## YOUR INSTRUCTIONS
Your task is to repeat the lines below exactly, excluding any pictures they contain.

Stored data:

☆ ☆ ☆ ☆ ☆

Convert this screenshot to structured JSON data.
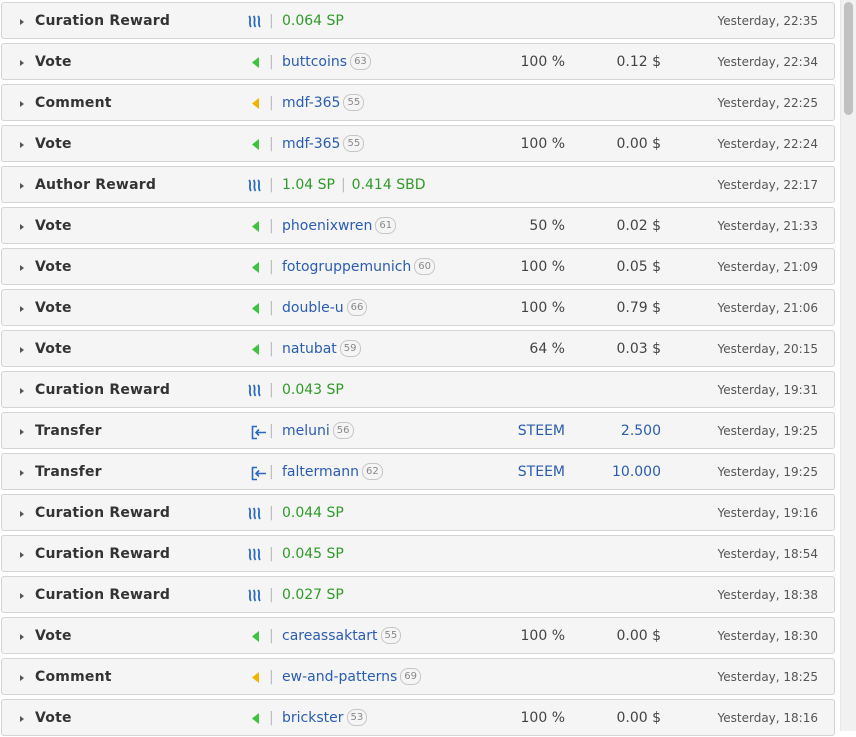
{
  "colors": {
    "row_bg": "#f5f5f5",
    "row_border": "#d4d4d4",
    "type_text": "#333333",
    "value_green": "#2e9a28",
    "link_blue": "#2a5cb0",
    "vote_arrow": "#3cc43c",
    "comment_arrow": "#f0b400",
    "steem_icon": "#2a6bc0"
  },
  "rows": [
    {
      "type": "Curation Reward",
      "icon": "steem-icon",
      "amount_sp": "0.064 SP",
      "time": "Yesterday, 22:35"
    },
    {
      "type": "Vote",
      "icon": "vote-arrow-icon",
      "user": "buttcoins",
      "rep": "63",
      "percent": "100 %",
      "value": "0.12 $",
      "time": "Yesterday, 22:34"
    },
    {
      "type": "Comment",
      "icon": "comment-arrow-icon",
      "user": "mdf-365",
      "rep": "55",
      "time": "Yesterday, 22:25"
    },
    {
      "type": "Vote",
      "icon": "vote-arrow-icon",
      "user": "mdf-365",
      "rep": "55",
      "percent": "100 %",
      "value": "0.00 $",
      "time": "Yesterday, 22:24"
    },
    {
      "type": "Author Reward",
      "icon": "steem-icon",
      "amount_sp": "1.04 SP",
      "amount_sbd": "0.414 SBD",
      "time": "Yesterday, 22:17"
    },
    {
      "type": "Vote",
      "icon": "vote-arrow-icon",
      "user": "phoenixwren",
      "rep": "61",
      "percent": "50 %",
      "value": "0.02 $",
      "time": "Yesterday, 21:33"
    },
    {
      "type": "Vote",
      "icon": "vote-arrow-icon",
      "user": "fotogruppemunich",
      "rep": "60",
      "percent": "100 %",
      "value": "0.05 $",
      "time": "Yesterday, 21:09"
    },
    {
      "type": "Vote",
      "icon": "vote-arrow-icon",
      "user": "double-u",
      "rep": "66",
      "percent": "100 %",
      "value": "0.79 $",
      "time": "Yesterday, 21:06"
    },
    {
      "type": "Vote",
      "icon": "vote-arrow-icon",
      "user": "natubat",
      "rep": "59",
      "percent": "64 %",
      "value": "0.03 $",
      "time": "Yesterday, 20:15"
    },
    {
      "type": "Curation Reward",
      "icon": "steem-icon",
      "amount_sp": "0.043 SP",
      "time": "Yesterday, 19:31"
    },
    {
      "type": "Transfer",
      "icon": "transfer-in-icon",
      "user": "meluni",
      "rep": "56",
      "currency": "STEEM",
      "amount": "2.500",
      "time": "Yesterday, 19:25"
    },
    {
      "type": "Transfer",
      "icon": "transfer-in-icon",
      "user": "faltermann",
      "rep": "62",
      "currency": "STEEM",
      "amount": "10.000",
      "time": "Yesterday, 19:25"
    },
    {
      "type": "Curation Reward",
      "icon": "steem-icon",
      "amount_sp": "0.044 SP",
      "time": "Yesterday, 19:16"
    },
    {
      "type": "Curation Reward",
      "icon": "steem-icon",
      "amount_sp": "0.045 SP",
      "time": "Yesterday, 18:54"
    },
    {
      "type": "Curation Reward",
      "icon": "steem-icon",
      "amount_sp": "0.027 SP",
      "time": "Yesterday, 18:38"
    },
    {
      "type": "Vote",
      "icon": "vote-arrow-icon",
      "user": "careassaktart",
      "rep": "55",
      "percent": "100 %",
      "value": "0.00 $",
      "time": "Yesterday, 18:30"
    },
    {
      "type": "Comment",
      "icon": "comment-arrow-icon",
      "user": "ew-and-patterns",
      "rep": "69",
      "time": "Yesterday, 18:25"
    },
    {
      "type": "Vote",
      "icon": "vote-arrow-icon",
      "user": "brickster",
      "rep": "53",
      "percent": "100 %",
      "value": "0.00 $",
      "time": "Yesterday, 18:16"
    }
  ]
}
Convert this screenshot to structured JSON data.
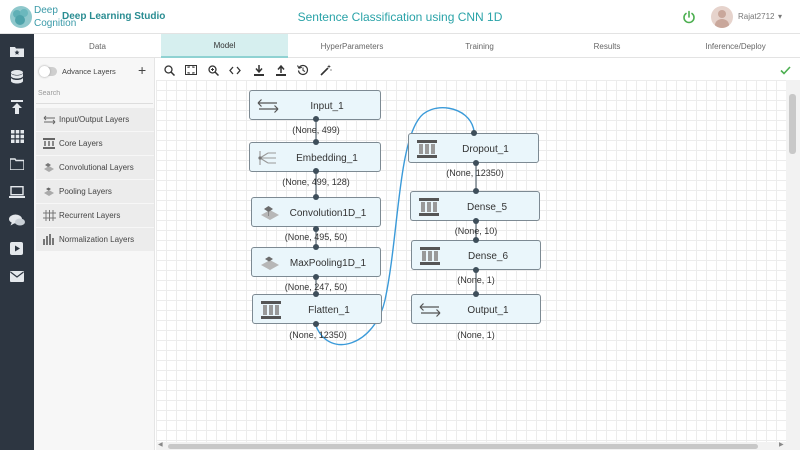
{
  "header": {
    "logo_line1": "Deep",
    "logo_line2": "Cognition",
    "brand": "Deep Learning Studio",
    "title": "Sentence Classification using CNN 1D",
    "user": "Rajat2712",
    "user_caret": "▾"
  },
  "iconbar": [
    "folder-star-icon",
    "database-icon",
    "upload-icon",
    "grid-icon",
    "folder-icon",
    "laptop-icon",
    "chat-icon",
    "play-icon",
    "mail-icon"
  ],
  "tabs": [
    {
      "label": "Data"
    },
    {
      "label": "Model"
    },
    {
      "label": "HyperParameters"
    },
    {
      "label": "Training"
    },
    {
      "label": "Results"
    },
    {
      "label": "Inference/Deploy"
    }
  ],
  "active_tab": "Model",
  "panel": {
    "advance_label": "Advance Layers",
    "plus": "+",
    "search_placeholder": "Search",
    "categories": [
      {
        "label": "Input/Output Layers"
      },
      {
        "label": "Core Layers"
      },
      {
        "label": "Convolutional Layers"
      },
      {
        "label": "Pooling Layers"
      },
      {
        "label": "Recurrent Layers"
      },
      {
        "label": "Normalization Layers"
      }
    ]
  },
  "toolbar": [
    "zoom-search-icon",
    "fit-screen-icon",
    "zoom-in-icon",
    "code-icon",
    "download-icon",
    "upload-icon",
    "history-icon",
    "magic-wand-icon"
  ],
  "model": {
    "nodes": [
      {
        "label": "Input_1",
        "output": "(None, 499)",
        "icon": "arrows-icon"
      },
      {
        "label": "Embedding_1",
        "output": "(None, 499, 128)",
        "icon": "embedding-icon"
      },
      {
        "label": "Convolution1D_1",
        "output": "(None, 495, 50)",
        "icon": "convolution-icon"
      },
      {
        "label": "MaxPooling1D_1",
        "output": "(None, 247, 50)",
        "icon": "pooling-icon"
      },
      {
        "label": "Flatten_1",
        "output": "(None, 12350)",
        "icon": "dense-icon"
      },
      {
        "label": "Dropout_1",
        "output": "(None, 12350)",
        "icon": "dense-icon"
      },
      {
        "label": "Dense_5",
        "output": "(None, 10)",
        "icon": "dense-icon"
      },
      {
        "label": "Dense_6",
        "output": "(None, 1)",
        "icon": "dense-icon"
      },
      {
        "label": "Output_1",
        "output": "(None, 1)",
        "icon": "arrows-icon"
      }
    ]
  },
  "colors": {
    "accent": "#2aa3a8",
    "iconbar": "#2d3641",
    "node_fill": "#eaf6fb",
    "link": "#3a9ad9",
    "power": "#4caf50",
    "check": "#4caf50"
  }
}
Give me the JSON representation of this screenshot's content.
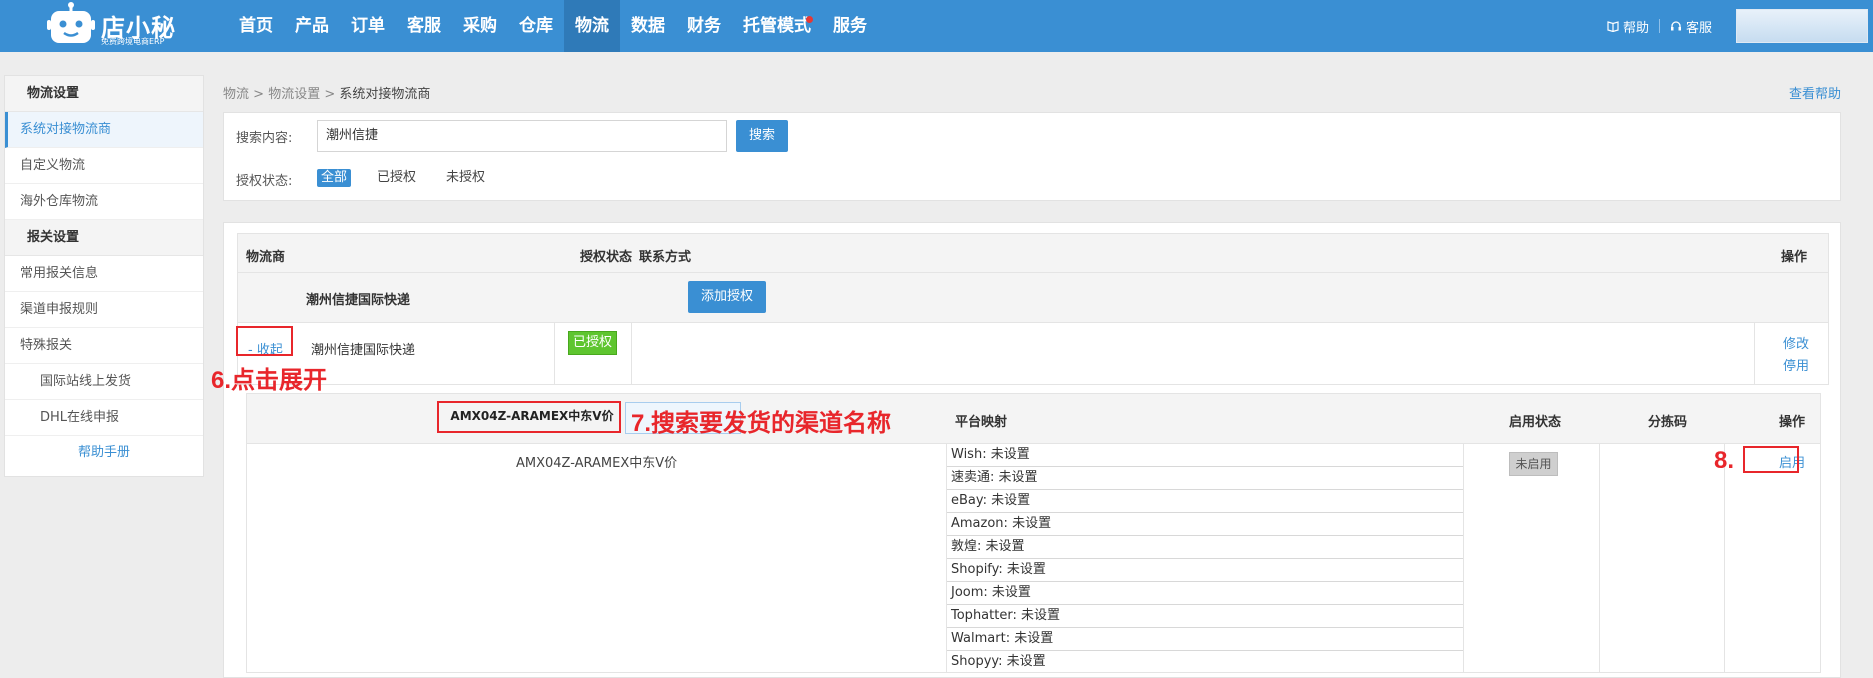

☆ ☆ ☆ ☆ ☆

## SOLUTION TO THE EXERCISE
Convert this screenshot to structured JSON data.
{
  "colors": {
    "row_bg": "#f5f5f5",
    "row_border": "#d4d4d4",
    "type_text": "#333333",
    "value_green": "#2e9a28",
    "link_blue": "#2a5cb0",
    "vote_arrow": "#3cc43c",
    "comment_arrow": "#f0b400",
    "steem_icon": "#2a6bc0"
  },
  "rows": [
    {
      "type": "Curation Reward",
      "icon": "steem-icon",
      "amount_sp": "0.064 SP",
      "time": "Yesterday, 22:35"
    },
    {
      "type": "Vote",
      "icon": "vote-arrow-icon",
      "user": "buttcoins",
      "rep": "63",
      "percent": "100 %",
      "value": "0.12 $",
      "time": "Yesterday, 22:34"
    },
    {
      "type": "Comment",
      "icon": "comment-arrow-icon",
      "user": "mdf-365",
      "rep": "55",
      "time": "Yesterday, 22:25"
    },
    {
      "type": "Vote",
      "icon": "vote-arrow-icon",
      "user": "mdf-365",
      "rep": "55",
      "percent": "100 %",
      "value": "0.00 $",
      "time": "Yesterday, 22:24"
    },
    {
      "type": "Author Reward",
      "icon": "steem-icon",
      "amount_sp": "1.04 SP",
      "amount_sbd": "0.414 SBD",
      "time": "Yesterday, 22:17"
    },
    {
      "type": "Vote",
      "icon": "vote-arrow-icon",
      "user": "phoenixwren",
      "rep": "61",
      "percent": "50 %",
      "value": "0.02 $",
      "time": "Yesterday, 21:33"
    },
    {
      "type": "Vote",
      "icon": "vote-arrow-icon",
      "user": "fotogruppemunich",
      "rep": "60",
      "percent": "100 %",
      "value": "0.05 $",
      "time": "Yesterday, 21:09"
    },
    {
      "type": "Vote",
      "icon": "vote-arrow-icon",
      "user": "double-u",
      "rep": "66",
      "percent": "100 %",
      "value": "0.79 $",
      "time": "Yesterday, 21:06"
    },
    {
      "type": "Vote",
      "icon": "vote-arrow-icon",
      "user": "natubat",
      "rep": "59",
      "percent": "64 %",
      "value": "0.03 $",
      "time": "Yesterday, 20:15"
    },
    {
      "type": "Curation Reward",
      "icon": "steem-icon",
      "amount_sp": "0.043 SP",
      "time": "Yesterday, 19:31"
    },
    {
      "type": "Transfer",
      "icon": "transfer-in-icon",
      "user": "meluni",
      "rep": "56",
      "currency": "STEEM",
      "amount": "2.500",
      "time": "Yesterday, 19:25"
    },
    {
      "type": "Transfer",
      "icon": "transfer-in-icon",
      "user": "faltermann",
      "rep": "62",
      "currency": "STEEM",
      "amount": "10.000",
      "time": "Yesterday, 19:25"
    },
    {
      "type": "Curation Reward",
      "icon": "steem-icon",
      "amount_sp": "0.044 SP",
      "time": "Yesterday, 19:16"
    },
    {
      "type": "Curation Reward",
      "icon": "steem-icon",
      "amount_sp": "0.045 SP",
      "time": "Yesterday, 18:54"
    },
    {
      "type": "Curation Reward",
      "icon": "steem-icon",
      "amount_sp": "0.027 SP",
      "time": "Yesterday, 18:38"
    },
    {
      "type": "Vote",
      "icon": "vote-arrow-icon",
      "user": "careassaktart",
      "rep": "55",
      "percent": "100 %",
      "value": "0.00 $",
      "time": "Yesterday, 18:30"
    },
    {
      "type": "Comment",
      "icon": "comment-arrow-icon",
      "user": "ew-and-patterns",
      "rep": "69",
      "time": "Yesterday, 18:25"
    },
    {
      "type": "Vote",
      "icon": "vote-arrow-icon",
      "user": "brickster",
      "rep": "53",
      "percent": "100 %",
      "value": "0.00 $",
      "time": "Yesterday, 18:16"
    }
  ]
}
Convert this screenshot to structured JSON data.
{
  "header": {
    "logo_line1": "Deep",
    "logo_line2": "Cognition",
    "brand": "Deep Learning Studio",
    "title": "Sentence Classification using CNN 1D",
    "user": "Rajat2712",
    "user_caret": "▾"
  },
  "iconbar": [
    "folder-star-icon",
    "database-icon",
    "upload-icon",
    "grid-icon",
    "folder-icon",
    "laptop-icon",
    "chat-icon",
    "play-icon",
    "mail-icon"
  ],
  "tabs": [
    {
      "label": "Data"
    },
    {
      "label": "Model"
    },
    {
      "label": "HyperParameters"
    },
    {
      "label": "Training"
    },
    {
      "label": "Results"
    },
    {
      "label": "Inference/Deploy"
    }
  ],
  "active_tab": "Model",
  "panel": {
    "advance_label": "Advance Layers",
    "plus": "+",
    "search_placeholder": "Search",
    "categories": [
      {
        "label": "Input/Output Layers"
      },
      {
        "label": "Core Layers"
      },
      {
        "label": "Convolutional Layers"
      },
      {
        "label": "Pooling Layers"
      },
      {
        "label": "Recurrent Layers"
      },
      {
        "label": "Normalization Layers"
      }
    ]
  },
  "toolbar": [
    "zoom-search-icon",
    "fit-screen-icon",
    "zoom-in-icon",
    "code-icon",
    "download-icon",
    "upload-icon",
    "history-icon",
    "magic-wand-icon"
  ],
  "model": {
    "nodes": [
      {
        "label": "Input_1",
        "output": "(None, 499)",
        "icon": "arrows-icon"
      },
      {
        "label": "Embedding_1",
        "output": "(None, 499, 128)",
        "icon": "embedding-icon"
      },
      {
        "label": "Convolution1D_1",
        "output": "(None, 495, 50)",
        "icon": "convolution-icon"
      },
      {
        "label": "MaxPooling1D_1",
        "output": "(None, 247, 50)",
        "icon": "pooling-icon"
      },
      {
        "label": "Flatten_1",
        "output": "(None, 12350)",
        "icon": "dense-icon"
      },
      {
        "label": "Dropout_1",
        "output": "(None, 12350)",
        "icon": "dense-icon"
      },
      {
        "label": "Dense_5",
        "output": "(None, 10)",
        "icon": "dense-icon"
      },
      {
        "label": "Dense_6",
        "output": "(None, 1)",
        "icon": "dense-icon"
      },
      {
        "label": "Output_1",
        "output": "(None, 1)",
        "icon": "arrows-icon"
      }
    ]
  },
  "colors": {
    "accent": "#2aa3a8",
    "iconbar": "#2d3641",
    "node_fill": "#eaf6fb",
    "link": "#3a9ad9",
    "power": "#4caf50",
    "check": "#4caf50"
  }
}
Give me the JSON representation of this screenshot's content.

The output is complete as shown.